Stored entries:

※ ※ ※

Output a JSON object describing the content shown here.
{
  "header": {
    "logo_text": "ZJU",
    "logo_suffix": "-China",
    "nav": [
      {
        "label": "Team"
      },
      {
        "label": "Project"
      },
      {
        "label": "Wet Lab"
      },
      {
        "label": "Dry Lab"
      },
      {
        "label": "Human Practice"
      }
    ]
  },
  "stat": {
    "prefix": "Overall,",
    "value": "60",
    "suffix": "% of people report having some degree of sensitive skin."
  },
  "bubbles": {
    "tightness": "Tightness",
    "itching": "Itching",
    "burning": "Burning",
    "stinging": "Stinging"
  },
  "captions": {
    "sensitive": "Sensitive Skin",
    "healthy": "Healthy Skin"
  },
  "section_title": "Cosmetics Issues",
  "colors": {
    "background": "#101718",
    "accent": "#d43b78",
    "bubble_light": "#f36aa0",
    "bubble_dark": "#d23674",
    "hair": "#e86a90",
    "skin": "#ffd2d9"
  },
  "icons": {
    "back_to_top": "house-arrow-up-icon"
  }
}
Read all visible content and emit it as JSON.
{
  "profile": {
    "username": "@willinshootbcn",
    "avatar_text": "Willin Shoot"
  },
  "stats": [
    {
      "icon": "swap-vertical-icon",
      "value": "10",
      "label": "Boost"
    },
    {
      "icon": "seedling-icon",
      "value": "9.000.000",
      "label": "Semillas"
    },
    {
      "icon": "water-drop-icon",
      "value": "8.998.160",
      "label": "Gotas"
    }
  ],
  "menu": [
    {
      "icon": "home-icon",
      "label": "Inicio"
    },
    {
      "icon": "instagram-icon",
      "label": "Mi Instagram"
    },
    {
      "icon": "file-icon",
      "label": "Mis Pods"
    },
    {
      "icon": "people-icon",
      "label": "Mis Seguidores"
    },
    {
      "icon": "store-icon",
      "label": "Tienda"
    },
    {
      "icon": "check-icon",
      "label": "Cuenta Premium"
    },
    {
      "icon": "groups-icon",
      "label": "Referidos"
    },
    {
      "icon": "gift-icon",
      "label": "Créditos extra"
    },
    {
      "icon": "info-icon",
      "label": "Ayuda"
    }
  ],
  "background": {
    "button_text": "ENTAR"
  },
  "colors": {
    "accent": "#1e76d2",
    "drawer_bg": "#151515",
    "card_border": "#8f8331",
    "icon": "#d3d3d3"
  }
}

※ ※ ※

TASK OBJECTIVE
Copy out the full material exactly as it appears.

SOLUTION FOR THIS TASK
Output a JSON object describing the content shown here.
{
  "header": {
    "logo_text": "ZJU",
    "logo_suffix": "-China",
    "nav": [
      {
        "label": "Team"
      },
      {
        "label": "Project"
      },
      {
        "label": "Wet Lab"
      },
      {
        "label": "Dry Lab"
      },
      {
        "label": "Human Practice"
      }
    ]
  },
  "stat": {
    "prefix": "Overall,",
    "value": "60",
    "suffix": "% of people report having some degree of sensitive skin."
  },
  "bubbles": {
    "tightness": "Tightness",
    "itching": "Itching",
    "burning": "Burning",
    "stinging": "Stinging"
  },
  "captions": {
    "sensitive": "Sensitive Skin",
    "healthy": "Healthy Skin"
  },
  "section_title": "Cosmetics Issues",
  "colors": {
    "background": "#101718",
    "accent": "#d43b78",
    "bubble_light": "#f36aa0",
    "bubble_dark": "#d23674",
    "hair": "#e86a90",
    "skin": "#ffd2d9"
  },
  "icons": {
    "back_to_top": "house-arrow-up-icon"
  }
}
Read all visible content and emit it as JSON.
{
  "profile": {
    "username": "@willinshootbcn",
    "avatar_text": "Willin Shoot"
  },
  "stats": [
    {
      "icon": "swap-vertical-icon",
      "value": "10",
      "label": "Boost"
    },
    {
      "icon": "seedling-icon",
      "value": "9.000.000",
      "label": "Semillas"
    },
    {
      "icon": "water-drop-icon",
      "value": "8.998.160",
      "label": "Gotas"
    }
  ],
  "menu": [
    {
      "icon": "home-icon",
      "label": "Inicio"
    },
    {
      "icon": "instagram-icon",
      "label": "Mi Instagram"
    },
    {
      "icon": "file-icon",
      "label": "Mis Pods"
    },
    {
      "icon": "people-icon",
      "label": "Mis Seguidores"
    },
    {
      "icon": "store-icon",
      "label": "Tienda"
    },
    {
      "icon": "check-icon",
      "label": "Cuenta Premium"
    },
    {
      "icon": "groups-icon",
      "label": "Referidos"
    },
    {
      "icon": "gift-icon",
      "label": "Créditos extra"
    },
    {
      "icon": "info-icon",
      "label": "Ayuda"
    }
  ],
  "background": {
    "button_text": "ENTAR"
  },
  "colors": {
    "accent": "#1e76d2",
    "drawer_bg": "#151515",
    "card_border": "#8f8331",
    "icon": "#d3d3d3"
  }
}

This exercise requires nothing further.